> _Written task_
Please write out the complete listing that follows, exactly as it reads.

** Start of Material supplied **

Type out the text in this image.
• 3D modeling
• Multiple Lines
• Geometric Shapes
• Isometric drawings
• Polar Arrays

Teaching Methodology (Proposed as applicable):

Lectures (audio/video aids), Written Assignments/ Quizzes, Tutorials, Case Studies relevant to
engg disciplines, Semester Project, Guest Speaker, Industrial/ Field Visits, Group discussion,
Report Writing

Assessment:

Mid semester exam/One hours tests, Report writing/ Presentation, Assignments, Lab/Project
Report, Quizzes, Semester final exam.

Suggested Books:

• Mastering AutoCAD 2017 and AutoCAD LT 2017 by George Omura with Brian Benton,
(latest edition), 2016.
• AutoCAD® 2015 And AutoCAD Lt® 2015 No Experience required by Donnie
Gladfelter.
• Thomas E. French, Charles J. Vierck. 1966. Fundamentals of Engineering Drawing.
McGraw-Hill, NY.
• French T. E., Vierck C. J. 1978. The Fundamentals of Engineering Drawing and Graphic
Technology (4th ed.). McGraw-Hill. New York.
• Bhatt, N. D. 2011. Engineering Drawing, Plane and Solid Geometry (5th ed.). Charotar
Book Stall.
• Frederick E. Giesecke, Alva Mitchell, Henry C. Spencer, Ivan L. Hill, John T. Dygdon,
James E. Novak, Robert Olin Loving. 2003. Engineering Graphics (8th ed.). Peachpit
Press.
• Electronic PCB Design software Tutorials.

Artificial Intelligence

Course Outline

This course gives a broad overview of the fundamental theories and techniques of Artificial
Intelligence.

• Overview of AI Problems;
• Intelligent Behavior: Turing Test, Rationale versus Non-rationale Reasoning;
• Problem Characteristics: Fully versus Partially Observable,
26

** End of Material supplied **

> _Solution to this problem_
Type out the text in this image.
• 3D modeling
• Multiple Lines
• Geometric Shapes
• Isometric drawings
• Polar Arrays

Teaching Methodology (Proposed as applicable):

Lectures (audio/video aids), Written Assignments/ Quizzes, Tutorials, Case Studies relevant to
engg disciplines, Semester Project, Guest Speaker, Industrial/ Field Visits, Group discussion,
Report Writing

Assessment:

Mid semester exam/One hours tests, Report writing/ Presentation, Assignments, Lab/Project
Report, Quizzes, Semester final exam.

Suggested Books:

• Mastering AutoCAD 2017 and AutoCAD LT 2017 by George Omura with Brian Benton,
(latest edition), 2016.
• AutoCAD® 2015 And AutoCAD Lt® 2015 No Experience required by Donnie
Gladfelter.
• Thomas E. French, Charles J. Vierck. 1966. Fundamentals of Engineering Drawing.
McGraw-Hill, NY.
• French T. E., Vierck C. J. 1978. The Fundamentals of Engineering Drawing and Graphic
Technology (4th ed.). McGraw-Hill. New York.
• Bhatt, N. D. 2011. Engineering Drawing, Plane and Solid Geometry (5th ed.). Charotar
Book Stall.
• Frederick E. Giesecke, Alva Mitchell, Henry C. Spencer, Ivan L. Hill, John T. Dygdon,
James E. Novak, Robert Olin Loving. 2003. Engineering Graphics (8th ed.). Peachpit
Press.
• Electronic PCB Design software Tutorials.

Artificial Intelligence

Course Outline

This course gives a broad overview of the fundamental theories and techniques of Artificial
Intelligence.

• Overview of AI Problems;
• Intelligent Behavior: Turing Test, Rationale versus Non-rationale Reasoning;
• Problem Characteristics: Fully versus Partially Observable,
26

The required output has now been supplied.